=== THE RECORDS ===

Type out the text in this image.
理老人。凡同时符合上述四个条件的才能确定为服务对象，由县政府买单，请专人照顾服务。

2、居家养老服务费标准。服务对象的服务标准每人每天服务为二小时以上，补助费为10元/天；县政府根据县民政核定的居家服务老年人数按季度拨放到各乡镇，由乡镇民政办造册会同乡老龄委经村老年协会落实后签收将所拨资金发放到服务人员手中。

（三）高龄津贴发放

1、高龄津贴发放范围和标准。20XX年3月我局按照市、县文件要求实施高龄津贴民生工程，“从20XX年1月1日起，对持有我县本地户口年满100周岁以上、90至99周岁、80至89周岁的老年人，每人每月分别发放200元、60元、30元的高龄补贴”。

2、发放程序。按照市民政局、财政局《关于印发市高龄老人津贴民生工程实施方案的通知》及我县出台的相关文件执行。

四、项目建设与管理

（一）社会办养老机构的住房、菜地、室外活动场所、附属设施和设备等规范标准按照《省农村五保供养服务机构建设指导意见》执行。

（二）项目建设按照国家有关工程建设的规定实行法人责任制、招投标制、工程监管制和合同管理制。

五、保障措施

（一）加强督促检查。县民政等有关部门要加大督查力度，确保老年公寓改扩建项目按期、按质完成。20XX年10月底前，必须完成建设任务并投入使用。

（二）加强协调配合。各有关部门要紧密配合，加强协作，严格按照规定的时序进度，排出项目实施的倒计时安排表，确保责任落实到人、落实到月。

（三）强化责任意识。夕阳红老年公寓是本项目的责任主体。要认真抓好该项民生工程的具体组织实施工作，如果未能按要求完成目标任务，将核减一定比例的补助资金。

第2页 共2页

===

▶ **PROBLEM DETAILS**
Please reproduce the entire listing, exactly as shown.

▶ **WRITTEN SOLUTION**
Type out the text in this image.
理老人。凡同时符合上述四个条件的才能确定为服务对象，由县政府买单，请专人照顾服务。

2、居家养老服务费标准。服务对象的服务标准每人每天服务为二小时以上，补助费为10元/天；县政府根据县民政核定的居家服务老年人数按季度拨放到各乡镇，由乡镇民政办造册会同乡老龄委经村老年协会落实后签收将所拨资金发放到服务人员手中。

（三）高龄津贴发放

1、高龄津贴发放范围和标准。20XX年3月我局按照市、县文件要求实施高龄津贴民生工程，“从20XX年1月1日起，对持有我县本地户口年满100周岁以上、90至99周岁、80至89周岁的老年人，每人每月分别发放200元、60元、30元的高龄补贴”。

2、发放程序。按照市民政局、财政局《关于印发市高龄老人津贴民生工程实施方案的通知》及我县出台的相关文件执行。

四、项目建设与管理

（一）社会办养老机构的住房、菜地、室外活动场所、附属设施和设备等规范标准按照《省农村五保供养服务机构建设指导意见》执行。

（二）项目建设按照国家有关工程建设的规定实行法人责任制、招投标制、工程监管制和合同管理制。

五、保障措施

（一）加强督促检查。县民政等有关部门要加大督查力度，确保老年公寓改扩建项目按期、按质完成。20XX年10月底前，必须完成建设任务并投入使用。

（二）加强协调配合。各有关部门要紧密配合，加强协作，严格按照规定的时序进度，排出项目实施的倒计时安排表，确保责任落实到人、落实到月。

（三）强化责任意识。夕阳红老年公寓是本项目的责任主体。要认真抓好该项民生工程的具体组织实施工作，如果未能按要求完成目标任务，将核减一定比例的补助资金。

第2页 共2页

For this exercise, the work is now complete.